:: Data provided
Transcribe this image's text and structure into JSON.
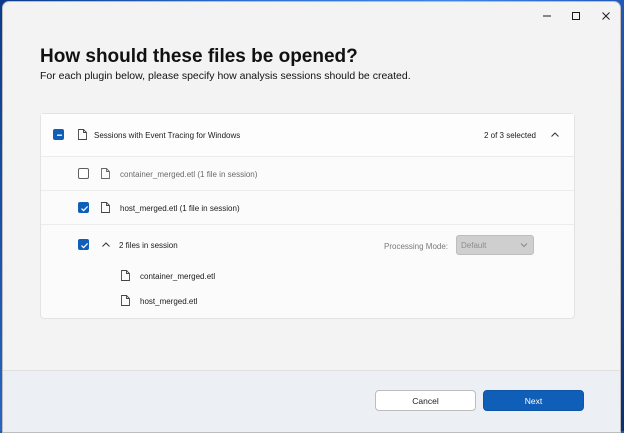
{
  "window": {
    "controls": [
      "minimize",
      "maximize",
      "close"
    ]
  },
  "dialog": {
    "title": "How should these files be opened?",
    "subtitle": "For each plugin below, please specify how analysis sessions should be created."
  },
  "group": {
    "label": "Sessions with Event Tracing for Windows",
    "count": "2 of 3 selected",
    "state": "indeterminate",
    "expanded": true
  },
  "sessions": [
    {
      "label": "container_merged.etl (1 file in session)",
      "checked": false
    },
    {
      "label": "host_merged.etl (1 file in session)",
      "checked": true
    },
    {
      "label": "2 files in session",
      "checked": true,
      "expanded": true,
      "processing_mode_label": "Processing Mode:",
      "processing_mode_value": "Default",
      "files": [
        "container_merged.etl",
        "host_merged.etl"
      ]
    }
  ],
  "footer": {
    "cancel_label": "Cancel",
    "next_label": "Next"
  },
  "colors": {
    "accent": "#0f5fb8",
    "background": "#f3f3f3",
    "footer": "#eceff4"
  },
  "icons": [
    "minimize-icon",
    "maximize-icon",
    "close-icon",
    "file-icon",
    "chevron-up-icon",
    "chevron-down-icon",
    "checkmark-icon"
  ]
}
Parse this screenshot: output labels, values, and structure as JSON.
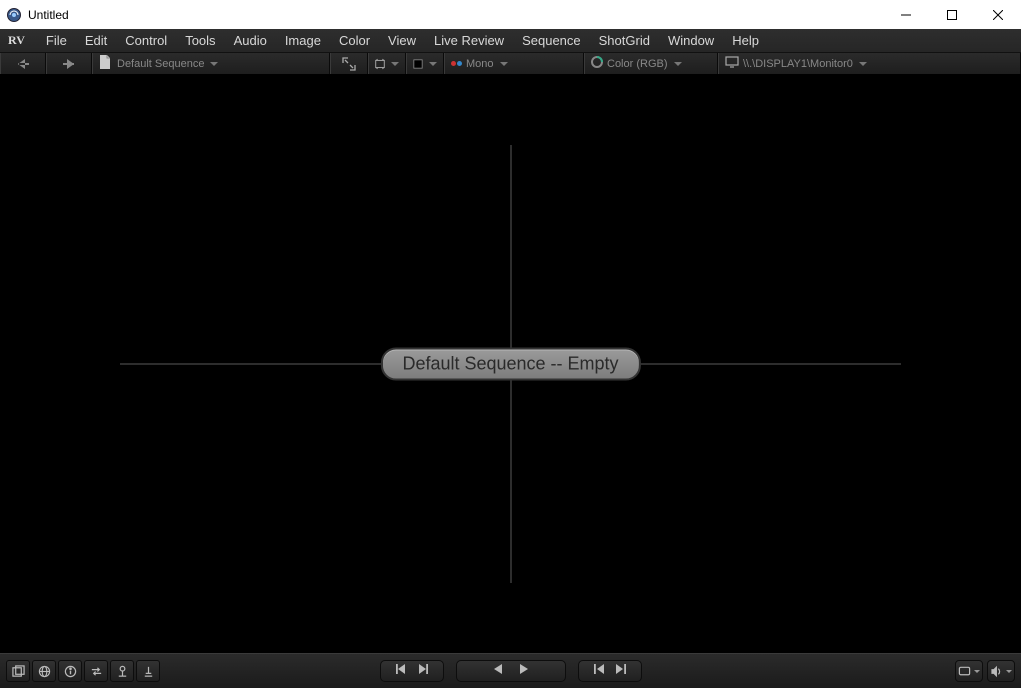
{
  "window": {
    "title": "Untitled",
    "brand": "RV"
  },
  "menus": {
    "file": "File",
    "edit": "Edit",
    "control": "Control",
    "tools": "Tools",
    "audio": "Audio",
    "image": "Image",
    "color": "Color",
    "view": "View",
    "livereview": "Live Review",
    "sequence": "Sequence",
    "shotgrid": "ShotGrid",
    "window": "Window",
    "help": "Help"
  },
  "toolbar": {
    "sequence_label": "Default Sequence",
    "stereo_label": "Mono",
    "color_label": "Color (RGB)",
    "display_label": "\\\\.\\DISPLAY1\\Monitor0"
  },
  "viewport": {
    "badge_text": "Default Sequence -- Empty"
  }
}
::::
Task
Output all of the records exactly as they appear above, but not the pictures.

Solution to this task
Transcribe this image's text and structure into JSON.
{
  "window": {
    "controls": [
      "minimize",
      "maximize",
      "close"
    ]
  },
  "dialog": {
    "title": "How should these files be opened?",
    "subtitle": "For each plugin below, please specify how analysis sessions should be created."
  },
  "group": {
    "label": "Sessions with Event Tracing for Windows",
    "count": "2 of 3 selected",
    "state": "indeterminate",
    "expanded": true
  },
  "sessions": [
    {
      "label": "container_merged.etl (1 file in session)",
      "checked": false
    },
    {
      "label": "host_merged.etl (1 file in session)",
      "checked": true
    },
    {
      "label": "2 files in session",
      "checked": true,
      "expanded": true,
      "processing_mode_label": "Processing Mode:",
      "processing_mode_value": "Default",
      "files": [
        "container_merged.etl",
        "host_merged.etl"
      ]
    }
  ],
  "footer": {
    "cancel_label": "Cancel",
    "next_label": "Next"
  },
  "colors": {
    "accent": "#0f5fb8",
    "background": "#f3f3f3",
    "footer": "#eceff4"
  },
  "icons": [
    "minimize-icon",
    "maximize-icon",
    "close-icon",
    "file-icon",
    "chevron-up-icon",
    "chevron-down-icon",
    "checkmark-icon"
  ]
}
Parse this screenshot: output labels, values, and structure as JSON.
{
  "window": {
    "title": "Untitled",
    "brand": "RV"
  },
  "menus": {
    "file": "File",
    "edit": "Edit",
    "control": "Control",
    "tools": "Tools",
    "audio": "Audio",
    "image": "Image",
    "color": "Color",
    "view": "View",
    "livereview": "Live Review",
    "sequence": "Sequence",
    "shotgrid": "ShotGrid",
    "window": "Window",
    "help": "Help"
  },
  "toolbar": {
    "sequence_label": "Default Sequence",
    "stereo_label": "Mono",
    "color_label": "Color (RGB)",
    "display_label": "\\\\.\\DISPLAY1\\Monitor0"
  },
  "viewport": {
    "badge_text": "Default Sequence -- Empty"
  }
}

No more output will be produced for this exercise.